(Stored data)
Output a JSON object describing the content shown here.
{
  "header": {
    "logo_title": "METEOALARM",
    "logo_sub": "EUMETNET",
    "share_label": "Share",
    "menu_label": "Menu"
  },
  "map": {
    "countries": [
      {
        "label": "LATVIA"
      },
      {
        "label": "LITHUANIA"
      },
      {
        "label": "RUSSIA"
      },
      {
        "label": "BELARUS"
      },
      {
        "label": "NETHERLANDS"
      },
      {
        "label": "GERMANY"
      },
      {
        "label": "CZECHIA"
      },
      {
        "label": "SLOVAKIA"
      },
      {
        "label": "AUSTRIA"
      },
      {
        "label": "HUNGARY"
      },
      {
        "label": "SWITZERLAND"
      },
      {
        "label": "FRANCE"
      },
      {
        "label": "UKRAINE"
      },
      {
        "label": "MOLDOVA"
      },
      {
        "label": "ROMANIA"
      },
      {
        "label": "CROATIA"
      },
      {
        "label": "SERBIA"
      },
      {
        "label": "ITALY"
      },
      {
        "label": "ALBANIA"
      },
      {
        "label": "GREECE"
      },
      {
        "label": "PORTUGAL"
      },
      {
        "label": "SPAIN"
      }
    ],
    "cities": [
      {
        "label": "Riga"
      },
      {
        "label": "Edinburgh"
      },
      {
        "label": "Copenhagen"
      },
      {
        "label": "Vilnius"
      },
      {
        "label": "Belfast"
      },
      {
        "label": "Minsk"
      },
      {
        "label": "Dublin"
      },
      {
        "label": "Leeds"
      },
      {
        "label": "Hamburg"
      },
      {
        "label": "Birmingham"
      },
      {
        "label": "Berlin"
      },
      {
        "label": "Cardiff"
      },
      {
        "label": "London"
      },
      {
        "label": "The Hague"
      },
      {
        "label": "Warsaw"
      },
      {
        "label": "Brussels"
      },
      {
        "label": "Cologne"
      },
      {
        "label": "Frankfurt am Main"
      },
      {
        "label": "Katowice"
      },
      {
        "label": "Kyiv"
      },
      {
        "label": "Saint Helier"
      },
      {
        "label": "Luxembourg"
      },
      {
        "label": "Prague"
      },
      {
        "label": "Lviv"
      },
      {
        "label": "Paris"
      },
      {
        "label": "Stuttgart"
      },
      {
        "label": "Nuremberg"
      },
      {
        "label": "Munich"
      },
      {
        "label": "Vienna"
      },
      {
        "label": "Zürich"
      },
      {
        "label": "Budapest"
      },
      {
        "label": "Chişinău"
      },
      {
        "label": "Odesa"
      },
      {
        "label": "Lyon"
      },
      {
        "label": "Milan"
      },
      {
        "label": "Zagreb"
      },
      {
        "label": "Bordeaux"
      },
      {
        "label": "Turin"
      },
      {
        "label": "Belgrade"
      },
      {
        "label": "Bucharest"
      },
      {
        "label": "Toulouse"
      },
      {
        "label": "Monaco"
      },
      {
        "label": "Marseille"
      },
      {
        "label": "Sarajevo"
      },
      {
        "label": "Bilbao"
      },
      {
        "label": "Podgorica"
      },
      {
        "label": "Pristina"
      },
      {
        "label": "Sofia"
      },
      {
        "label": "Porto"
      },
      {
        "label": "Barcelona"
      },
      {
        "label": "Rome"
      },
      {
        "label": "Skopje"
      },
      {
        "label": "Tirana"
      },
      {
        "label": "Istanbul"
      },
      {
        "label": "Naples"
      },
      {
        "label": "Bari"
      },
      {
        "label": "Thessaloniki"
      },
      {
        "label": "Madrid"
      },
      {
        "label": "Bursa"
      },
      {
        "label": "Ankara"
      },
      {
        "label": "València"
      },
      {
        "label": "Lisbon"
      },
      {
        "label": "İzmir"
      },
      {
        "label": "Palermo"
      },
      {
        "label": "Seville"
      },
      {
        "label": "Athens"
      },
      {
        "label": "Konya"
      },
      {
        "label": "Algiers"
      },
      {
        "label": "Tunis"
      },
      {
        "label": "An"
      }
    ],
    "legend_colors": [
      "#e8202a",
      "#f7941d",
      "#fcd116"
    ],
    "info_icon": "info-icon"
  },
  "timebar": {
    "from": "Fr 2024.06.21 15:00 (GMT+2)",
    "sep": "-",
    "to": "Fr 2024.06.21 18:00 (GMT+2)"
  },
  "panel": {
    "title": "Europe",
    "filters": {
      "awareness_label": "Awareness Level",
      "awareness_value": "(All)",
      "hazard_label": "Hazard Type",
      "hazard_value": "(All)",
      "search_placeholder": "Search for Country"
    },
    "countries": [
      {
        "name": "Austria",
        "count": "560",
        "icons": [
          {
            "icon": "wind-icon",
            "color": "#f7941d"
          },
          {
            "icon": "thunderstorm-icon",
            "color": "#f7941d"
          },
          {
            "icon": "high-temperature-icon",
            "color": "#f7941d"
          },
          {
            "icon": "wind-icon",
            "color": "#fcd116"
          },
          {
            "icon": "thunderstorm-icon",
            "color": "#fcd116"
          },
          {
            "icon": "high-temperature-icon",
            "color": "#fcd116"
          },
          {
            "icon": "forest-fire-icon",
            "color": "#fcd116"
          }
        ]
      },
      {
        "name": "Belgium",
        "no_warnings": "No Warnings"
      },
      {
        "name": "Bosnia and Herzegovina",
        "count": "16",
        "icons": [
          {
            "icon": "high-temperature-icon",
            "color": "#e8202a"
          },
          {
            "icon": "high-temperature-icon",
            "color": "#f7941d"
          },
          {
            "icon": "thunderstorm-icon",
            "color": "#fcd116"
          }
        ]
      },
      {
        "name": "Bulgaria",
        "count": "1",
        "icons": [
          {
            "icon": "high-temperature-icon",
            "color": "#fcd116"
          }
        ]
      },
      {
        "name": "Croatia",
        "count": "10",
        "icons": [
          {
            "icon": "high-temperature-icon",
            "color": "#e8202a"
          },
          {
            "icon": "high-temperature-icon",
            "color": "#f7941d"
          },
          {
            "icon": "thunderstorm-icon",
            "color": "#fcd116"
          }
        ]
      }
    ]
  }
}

▶ [Stated problem]: Each line must be given again exactly as written above.

▶ [Exercise result]:
Output a JSON object describing the content shown here.
{
  "header": {
    "logo_title": "METEOALARM",
    "logo_sub": "EUMETNET",
    "share_label": "Share",
    "menu_label": "Menu"
  },
  "map": {
    "countries": [
      {
        "label": "LATVIA"
      },
      {
        "label": "LITHUANIA"
      },
      {
        "label": "RUSSIA"
      },
      {
        "label": "BELARUS"
      },
      {
        "label": "NETHERLANDS"
      },
      {
        "label": "GERMANY"
      },
      {
        "label": "CZECHIA"
      },
      {
        "label": "SLOVAKIA"
      },
      {
        "label": "AUSTRIA"
      },
      {
        "label": "HUNGARY"
      },
      {
        "label": "SWITZERLAND"
      },
      {
        "label": "FRANCE"
      },
      {
        "label": "UKRAINE"
      },
      {
        "label": "MOLDOVA"
      },
      {
        "label": "ROMANIA"
      },
      {
        "label": "CROATIA"
      },
      {
        "label": "SERBIA"
      },
      {
        "label": "ITALY"
      },
      {
        "label": "ALBANIA"
      },
      {
        "label": "GREECE"
      },
      {
        "label": "PORTUGAL"
      },
      {
        "label": "SPAIN"
      }
    ],
    "cities": [
      {
        "label": "Riga"
      },
      {
        "label": "Edinburgh"
      },
      {
        "label": "Copenhagen"
      },
      {
        "label": "Vilnius"
      },
      {
        "label": "Belfast"
      },
      {
        "label": "Minsk"
      },
      {
        "label": "Dublin"
      },
      {
        "label": "Leeds"
      },
      {
        "label": "Hamburg"
      },
      {
        "label": "Birmingham"
      },
      {
        "label": "Berlin"
      },
      {
        "label": "Cardiff"
      },
      {
        "label": "London"
      },
      {
        "label": "The Hague"
      },
      {
        "label": "Warsaw"
      },
      {
        "label": "Brussels"
      },
      {
        "label": "Cologne"
      },
      {
        "label": "Frankfurt am Main"
      },
      {
        "label": "Katowice"
      },
      {
        "label": "Kyiv"
      },
      {
        "label": "Saint Helier"
      },
      {
        "label": "Luxembourg"
      },
      {
        "label": "Prague"
      },
      {
        "label": "Lviv"
      },
      {
        "label": "Paris"
      },
      {
        "label": "Stuttgart"
      },
      {
        "label": "Nuremberg"
      },
      {
        "label": "Munich"
      },
      {
        "label": "Vienna"
      },
      {
        "label": "Zürich"
      },
      {
        "label": "Budapest"
      },
      {
        "label": "Chişinău"
      },
      {
        "label": "Odesa"
      },
      {
        "label": "Lyon"
      },
      {
        "label": "Milan"
      },
      {
        "label": "Zagreb"
      },
      {
        "label": "Bordeaux"
      },
      {
        "label": "Turin"
      },
      {
        "label": "Belgrade"
      },
      {
        "label": "Bucharest"
      },
      {
        "label": "Toulouse"
      },
      {
        "label": "Monaco"
      },
      {
        "label": "Marseille"
      },
      {
        "label": "Sarajevo"
      },
      {
        "label": "Bilbao"
      },
      {
        "label": "Podgorica"
      },
      {
        "label": "Pristina"
      },
      {
        "label": "Sofia"
      },
      {
        "label": "Porto"
      },
      {
        "label": "Barcelona"
      },
      {
        "label": "Rome"
      },
      {
        "label": "Skopje"
      },
      {
        "label": "Tirana"
      },
      {
        "label": "Istanbul"
      },
      {
        "label": "Naples"
      },
      {
        "label": "Bari"
      },
      {
        "label": "Thessaloniki"
      },
      {
        "label": "Madrid"
      },
      {
        "label": "Bursa"
      },
      {
        "label": "Ankara"
      },
      {
        "label": "València"
      },
      {
        "label": "Lisbon"
      },
      {
        "label": "İzmir"
      },
      {
        "label": "Palermo"
      },
      {
        "label": "Seville"
      },
      {
        "label": "Athens"
      },
      {
        "label": "Konya"
      },
      {
        "label": "Algiers"
      },
      {
        "label": "Tunis"
      },
      {
        "label": "An"
      }
    ],
    "legend_colors": [
      "#e8202a",
      "#f7941d",
      "#fcd116"
    ],
    "info_icon": "info-icon"
  },
  "timebar": {
    "from": "Fr 2024.06.21 15:00 (GMT+2)",
    "sep": "-",
    "to": "Fr 2024.06.21 18:00 (GMT+2)"
  },
  "panel": {
    "title": "Europe",
    "filters": {
      "awareness_label": "Awareness Level",
      "awareness_value": "(All)",
      "hazard_label": "Hazard Type",
      "hazard_value": "(All)",
      "search_placeholder": "Search for Country"
    },
    "countries": [
      {
        "name": "Austria",
        "count": "560",
        "icons": [
          {
            "icon": "wind-icon",
            "color": "#f7941d"
          },
          {
            "icon": "thunderstorm-icon",
            "color": "#f7941d"
          },
          {
            "icon": "high-temperature-icon",
            "color": "#f7941d"
          },
          {
            "icon": "wind-icon",
            "color": "#fcd116"
          },
          {
            "icon": "thunderstorm-icon",
            "color": "#fcd116"
          },
          {
            "icon": "high-temperature-icon",
            "color": "#fcd116"
          },
          {
            "icon": "forest-fire-icon",
            "color": "#fcd116"
          }
        ]
      },
      {
        "name": "Belgium",
        "no_warnings": "No Warnings"
      },
      {
        "name": "Bosnia and Herzegovina",
        "count": "16",
        "icons": [
          {
            "icon": "high-temperature-icon",
            "color": "#e8202a"
          },
          {
            "icon": "high-temperature-icon",
            "color": "#f7941d"
          },
          {
            "icon": "thunderstorm-icon",
            "color": "#fcd116"
          }
        ]
      },
      {
        "name": "Bulgaria",
        "count": "1",
        "icons": [
          {
            "icon": "high-temperature-icon",
            "color": "#fcd116"
          }
        ]
      },
      {
        "name": "Croatia",
        "count": "10",
        "icons": [
          {
            "icon": "high-temperature-icon",
            "color": "#e8202a"
          },
          {
            "icon": "high-temperature-icon",
            "color": "#f7941d"
          },
          {
            "icon": "thunderstorm-icon",
            "color": "#fcd116"
          }
        ]
      }
    ]
  }
}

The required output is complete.